┌──

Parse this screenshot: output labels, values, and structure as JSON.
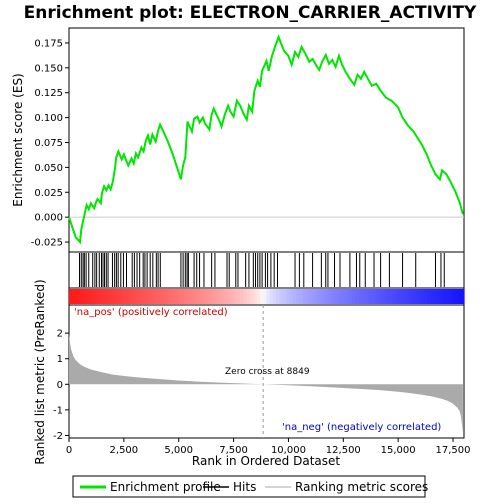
{
  "chart_data": [
    {
      "type": "line",
      "title": "Enrichment plot: ELECTRON_CARRIER_ACTIVITY",
      "ylabel": "Enrichment score (ES)",
      "xlim": [
        0,
        18000
      ],
      "ylim": [
        -0.035,
        0.19
      ],
      "yticks": [
        "-0.025",
        "0.000",
        "0.025",
        "0.050",
        "0.075",
        "0.100",
        "0.125",
        "0.150",
        "0.175"
      ],
      "ytick_values": [
        -0.025,
        0,
        0.025,
        0.05,
        0.075,
        0.1,
        0.125,
        0.15,
        0.175
      ],
      "series": [
        {
          "name": "Enrichment profile",
          "color": "#00e600",
          "x": [
            0,
            300,
            500,
            560,
            700,
            800,
            900,
            1000,
            1150,
            1250,
            1300,
            1450,
            1500,
            1600,
            1700,
            1800,
            1900,
            2000,
            2100,
            2150,
            2250,
            2400,
            2500,
            2600,
            2700,
            2850,
            2950,
            3050,
            3150,
            3300,
            3400,
            3500,
            3600,
            3700,
            3800,
            3950,
            4050,
            4150,
            4300,
            4500,
            4700,
            5000,
            5100,
            5200,
            5300,
            5400,
            5500,
            5600,
            5700,
            5850,
            5950,
            6100,
            6200,
            6400,
            6500,
            6600,
            6700,
            6850,
            6950,
            7100,
            7250,
            7350,
            7500,
            7650,
            7800,
            7950,
            8100,
            8200,
            8350,
            8450,
            8600,
            8700,
            8800,
            8900,
            9000,
            9100,
            9250,
            9400,
            9550,
            9650,
            9800,
            10000,
            10150,
            10300,
            10450,
            10600,
            10800,
            10950,
            11100,
            11250,
            11400,
            11550,
            11700,
            11850,
            12000,
            12150,
            12300,
            12450,
            12600,
            12800,
            13000,
            13150,
            13300,
            13450,
            13600,
            13800,
            14000,
            14200,
            14450,
            14700,
            15000,
            15200,
            15450,
            15700,
            15900,
            16100,
            16300,
            16500,
            16700,
            16900,
            17000,
            17200,
            17400,
            17600,
            17800,
            17950
          ],
          "values": [
            0.0,
            -0.02,
            -0.025,
            -0.012,
            0.002,
            0.012,
            0.008,
            0.014,
            0.009,
            0.016,
            0.018,
            0.014,
            0.024,
            0.031,
            0.027,
            0.032,
            0.028,
            0.036,
            0.05,
            0.06,
            0.066,
            0.058,
            0.063,
            0.057,
            0.052,
            0.059,
            0.054,
            0.064,
            0.06,
            0.07,
            0.066,
            0.077,
            0.082,
            0.073,
            0.083,
            0.076,
            0.086,
            0.093,
            0.086,
            0.076,
            0.065,
            0.045,
            0.038,
            0.052,
            0.06,
            0.096,
            0.091,
            0.086,
            0.099,
            0.101,
            0.095,
            0.1,
            0.094,
            0.088,
            0.103,
            0.109,
            0.104,
            0.097,
            0.091,
            0.103,
            0.112,
            0.106,
            0.101,
            0.117,
            0.112,
            0.104,
            0.098,
            0.112,
            0.106,
            0.127,
            0.137,
            0.131,
            0.147,
            0.152,
            0.157,
            0.147,
            0.162,
            0.172,
            0.181,
            0.175,
            0.167,
            0.162,
            0.153,
            0.166,
            0.161,
            0.171,
            0.163,
            0.156,
            0.159,
            0.153,
            0.148,
            0.157,
            0.163,
            0.154,
            0.158,
            0.151,
            0.162,
            0.153,
            0.146,
            0.139,
            0.133,
            0.143,
            0.139,
            0.146,
            0.14,
            0.132,
            0.134,
            0.127,
            0.12,
            0.117,
            0.11,
            0.1,
            0.092,
            0.086,
            0.079,
            0.072,
            0.063,
            0.052,
            0.043,
            0.038,
            0.047,
            0.043,
            0.035,
            0.026,
            0.015,
            0.003
          ]
        }
      ]
    },
    {
      "type": "scatter",
      "name": "Hits",
      "hit_positions": [
        480,
        560,
        640,
        700,
        780,
        900,
        1080,
        1180,
        1260,
        1380,
        1480,
        1550,
        1620,
        1700,
        1780,
        1980,
        2080,
        2160,
        2240,
        2360,
        2480,
        2620,
        2880,
        2980,
        3100,
        3220,
        3380,
        3460,
        3560,
        3700,
        3820,
        3980,
        4060,
        4160,
        5100,
        5200,
        5300,
        5380,
        5440,
        5700,
        5820,
        5950,
        6150,
        6500,
        6650,
        7200,
        7300,
        7600,
        7700,
        8050,
        8200,
        8400,
        8500,
        8600,
        8700,
        8800,
        8950,
        9050,
        9200,
        9350,
        9500,
        10300,
        10500,
        10700,
        11100,
        11500,
        11700,
        11800,
        12100,
        12350,
        12800,
        13100,
        13250,
        13500,
        13900,
        14200,
        14600,
        15200,
        15800,
        16700,
        16950,
        17100
      ]
    },
    {
      "type": "area",
      "name": "Ranking metric scores",
      "ylabel": "Ranked list metric (PreRanked)",
      "xlabel": "Rank in Ordered Dataset",
      "xlim": [
        0,
        18000
      ],
      "ylim": [
        -2.1,
        3.1
      ],
      "xticks": [
        "0",
        "2,500",
        "5,000",
        "7,500",
        "10,000",
        "12,500",
        "15,000",
        "17,500"
      ],
      "xtick_values": [
        0,
        2500,
        5000,
        7500,
        10000,
        12500,
        15000,
        17500
      ],
      "yticks": [
        "-2",
        "-1",
        "0",
        "1",
        "2"
      ],
      "ytick_values": [
        -2,
        -1,
        0,
        1,
        2
      ],
      "color": "#aaaaaa",
      "x": [
        0,
        50,
        100,
        200,
        300,
        500,
        700,
        1000,
        1500,
        2000,
        3000,
        4000,
        5000,
        6000,
        7000,
        8000,
        8849,
        10000,
        11000,
        12000,
        13000,
        14000,
        15000,
        15500,
        16000,
        16500,
        17000,
        17300,
        17500,
        17700,
        17800,
        17850,
        17900,
        17950
      ],
      "values": [
        1.95,
        1.6,
        1.35,
        1.1,
        0.95,
        0.78,
        0.68,
        0.58,
        0.47,
        0.38,
        0.28,
        0.21,
        0.15,
        0.1,
        0.06,
        0.03,
        0.0,
        -0.04,
        -0.08,
        -0.12,
        -0.17,
        -0.22,
        -0.29,
        -0.34,
        -0.4,
        -0.47,
        -0.57,
        -0.66,
        -0.76,
        -0.92,
        -1.05,
        -1.2,
        -1.5,
        -1.9
      ],
      "zero_cross": 8849
    }
  ],
  "annotations": {
    "pos_label": "'na_pos' (positively correlated)",
    "neg_label": "'na_neg' (negatively correlated)",
    "zero_cross_label": "Zero cross at 8849"
  },
  "legend": {
    "items": [
      {
        "label": "Enrichment profile",
        "color": "#00e600"
      },
      {
        "label": "Hits",
        "color": "#000000"
      },
      {
        "label": "Ranking metric scores",
        "color": "#aaaaaa"
      }
    ]
  }
}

└──

=== What is required ===
Tally the lines in the records above that contain the word "ylabel", and give only that number.

=== Exercise solution ===
2